### What needs to be done
Copy whichever lines contain the string "Daha".

### Exercise inputs
──────
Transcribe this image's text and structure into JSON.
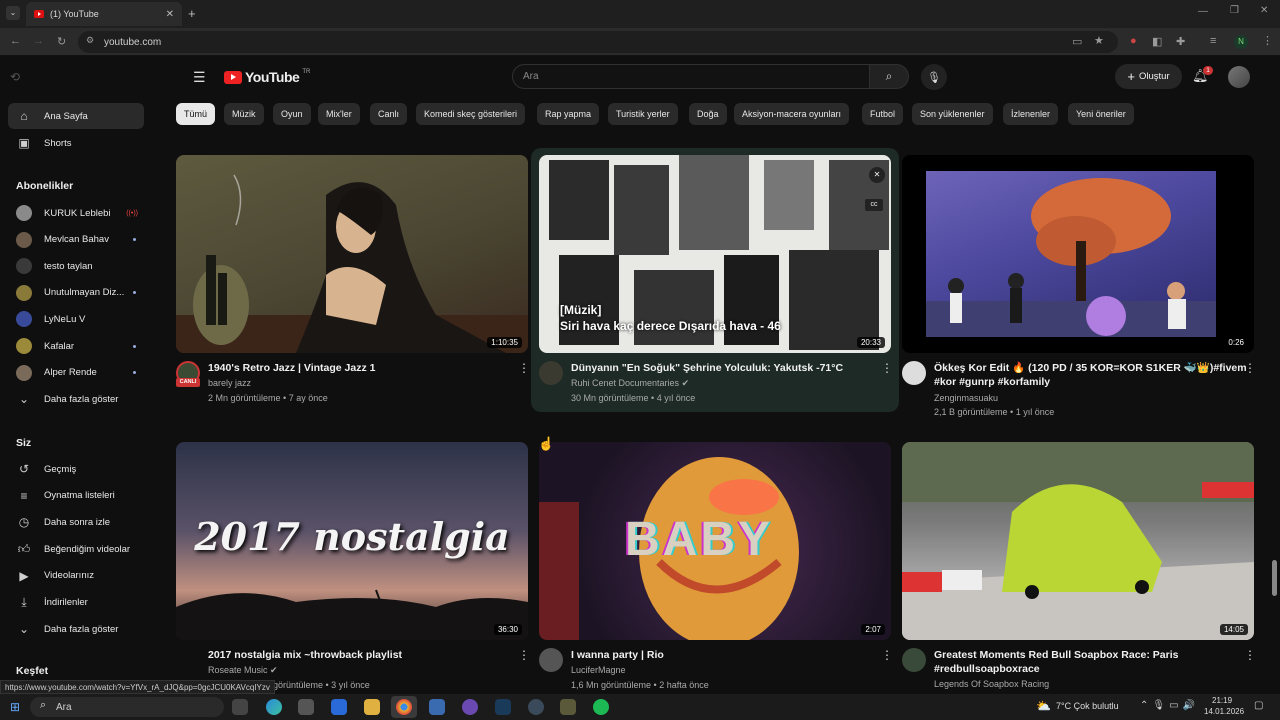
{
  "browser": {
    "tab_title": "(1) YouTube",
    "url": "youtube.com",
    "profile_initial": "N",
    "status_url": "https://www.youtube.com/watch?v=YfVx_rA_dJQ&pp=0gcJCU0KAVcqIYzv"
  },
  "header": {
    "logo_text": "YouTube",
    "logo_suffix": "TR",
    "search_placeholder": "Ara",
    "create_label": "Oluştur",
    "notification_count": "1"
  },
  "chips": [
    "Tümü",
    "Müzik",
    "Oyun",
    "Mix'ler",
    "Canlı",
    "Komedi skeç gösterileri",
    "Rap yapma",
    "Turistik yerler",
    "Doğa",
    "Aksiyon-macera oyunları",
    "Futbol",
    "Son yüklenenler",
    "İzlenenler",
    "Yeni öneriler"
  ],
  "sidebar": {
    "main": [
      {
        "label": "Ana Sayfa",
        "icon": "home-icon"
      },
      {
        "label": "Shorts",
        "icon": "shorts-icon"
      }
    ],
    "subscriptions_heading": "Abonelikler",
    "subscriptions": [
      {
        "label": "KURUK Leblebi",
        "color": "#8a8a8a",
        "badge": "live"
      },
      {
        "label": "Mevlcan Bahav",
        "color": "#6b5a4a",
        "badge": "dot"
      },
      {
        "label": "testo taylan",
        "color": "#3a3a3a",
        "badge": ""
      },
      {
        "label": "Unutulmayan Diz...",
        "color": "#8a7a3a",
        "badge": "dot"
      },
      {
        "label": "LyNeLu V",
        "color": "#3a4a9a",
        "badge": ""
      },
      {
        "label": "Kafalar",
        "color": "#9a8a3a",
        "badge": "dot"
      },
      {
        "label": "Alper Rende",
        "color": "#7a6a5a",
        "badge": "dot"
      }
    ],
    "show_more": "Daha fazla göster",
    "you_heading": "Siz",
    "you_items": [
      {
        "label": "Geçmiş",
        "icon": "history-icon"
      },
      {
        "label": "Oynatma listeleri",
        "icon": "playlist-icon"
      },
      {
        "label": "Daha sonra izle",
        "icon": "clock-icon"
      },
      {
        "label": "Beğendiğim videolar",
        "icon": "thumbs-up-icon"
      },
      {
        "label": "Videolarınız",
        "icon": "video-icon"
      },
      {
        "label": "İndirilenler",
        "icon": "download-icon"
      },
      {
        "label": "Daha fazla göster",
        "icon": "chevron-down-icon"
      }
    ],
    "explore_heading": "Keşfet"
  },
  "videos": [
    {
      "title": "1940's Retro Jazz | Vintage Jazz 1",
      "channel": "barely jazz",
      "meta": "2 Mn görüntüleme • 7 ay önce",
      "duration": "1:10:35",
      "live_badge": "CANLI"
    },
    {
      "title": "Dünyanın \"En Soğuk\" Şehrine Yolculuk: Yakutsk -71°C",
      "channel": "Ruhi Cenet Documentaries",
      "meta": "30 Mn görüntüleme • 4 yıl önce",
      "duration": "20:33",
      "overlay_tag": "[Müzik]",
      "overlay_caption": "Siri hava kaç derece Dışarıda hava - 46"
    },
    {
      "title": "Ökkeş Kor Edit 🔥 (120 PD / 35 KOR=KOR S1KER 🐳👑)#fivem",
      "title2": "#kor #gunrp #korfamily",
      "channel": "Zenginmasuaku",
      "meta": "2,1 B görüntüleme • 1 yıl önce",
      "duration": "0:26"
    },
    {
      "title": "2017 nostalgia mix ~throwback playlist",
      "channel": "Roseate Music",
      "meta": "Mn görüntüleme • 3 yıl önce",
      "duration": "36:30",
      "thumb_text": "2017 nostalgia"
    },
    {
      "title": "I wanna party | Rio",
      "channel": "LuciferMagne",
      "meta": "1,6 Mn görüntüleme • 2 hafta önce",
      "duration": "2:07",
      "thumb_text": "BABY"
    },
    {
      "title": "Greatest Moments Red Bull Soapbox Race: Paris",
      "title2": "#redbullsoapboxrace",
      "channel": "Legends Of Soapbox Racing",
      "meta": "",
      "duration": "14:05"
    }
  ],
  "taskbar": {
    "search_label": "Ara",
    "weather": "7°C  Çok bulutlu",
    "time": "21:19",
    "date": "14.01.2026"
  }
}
──────
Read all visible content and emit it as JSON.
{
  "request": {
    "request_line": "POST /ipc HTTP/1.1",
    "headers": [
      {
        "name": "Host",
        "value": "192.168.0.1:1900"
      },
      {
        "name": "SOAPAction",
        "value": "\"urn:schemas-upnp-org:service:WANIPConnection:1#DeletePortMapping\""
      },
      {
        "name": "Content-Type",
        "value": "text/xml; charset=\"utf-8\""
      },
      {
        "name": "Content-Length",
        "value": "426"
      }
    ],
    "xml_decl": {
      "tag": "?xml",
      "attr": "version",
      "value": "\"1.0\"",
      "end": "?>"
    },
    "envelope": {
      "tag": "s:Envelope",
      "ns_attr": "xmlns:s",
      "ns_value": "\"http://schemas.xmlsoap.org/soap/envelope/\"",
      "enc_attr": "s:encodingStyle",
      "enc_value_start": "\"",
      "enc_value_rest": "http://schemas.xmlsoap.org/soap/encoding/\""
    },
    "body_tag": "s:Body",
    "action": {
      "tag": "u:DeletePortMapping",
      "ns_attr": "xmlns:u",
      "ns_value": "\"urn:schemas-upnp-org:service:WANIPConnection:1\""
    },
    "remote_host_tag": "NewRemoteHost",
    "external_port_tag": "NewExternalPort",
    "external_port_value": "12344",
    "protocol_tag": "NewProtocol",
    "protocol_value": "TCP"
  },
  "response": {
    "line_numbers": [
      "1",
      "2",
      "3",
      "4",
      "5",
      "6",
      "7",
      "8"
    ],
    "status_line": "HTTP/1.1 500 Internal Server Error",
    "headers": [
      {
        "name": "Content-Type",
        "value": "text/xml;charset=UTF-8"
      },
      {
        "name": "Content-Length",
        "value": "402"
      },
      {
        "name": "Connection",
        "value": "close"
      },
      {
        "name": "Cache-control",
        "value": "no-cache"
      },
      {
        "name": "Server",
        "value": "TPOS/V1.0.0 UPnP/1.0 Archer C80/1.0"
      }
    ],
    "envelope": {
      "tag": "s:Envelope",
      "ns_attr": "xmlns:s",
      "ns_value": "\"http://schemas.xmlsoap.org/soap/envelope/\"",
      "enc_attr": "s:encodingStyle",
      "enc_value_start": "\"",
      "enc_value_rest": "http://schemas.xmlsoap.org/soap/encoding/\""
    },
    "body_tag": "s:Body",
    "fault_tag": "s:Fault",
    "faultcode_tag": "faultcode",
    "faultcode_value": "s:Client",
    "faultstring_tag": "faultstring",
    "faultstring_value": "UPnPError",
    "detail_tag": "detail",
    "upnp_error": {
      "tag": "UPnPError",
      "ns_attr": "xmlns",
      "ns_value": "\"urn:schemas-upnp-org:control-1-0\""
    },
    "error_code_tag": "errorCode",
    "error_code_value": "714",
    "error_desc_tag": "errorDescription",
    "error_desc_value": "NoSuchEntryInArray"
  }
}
──────
### Full response
    "show_more": "Daha fazla göster",
        "label": "Daha sonra izle",
        "label": "Daha fazla göster",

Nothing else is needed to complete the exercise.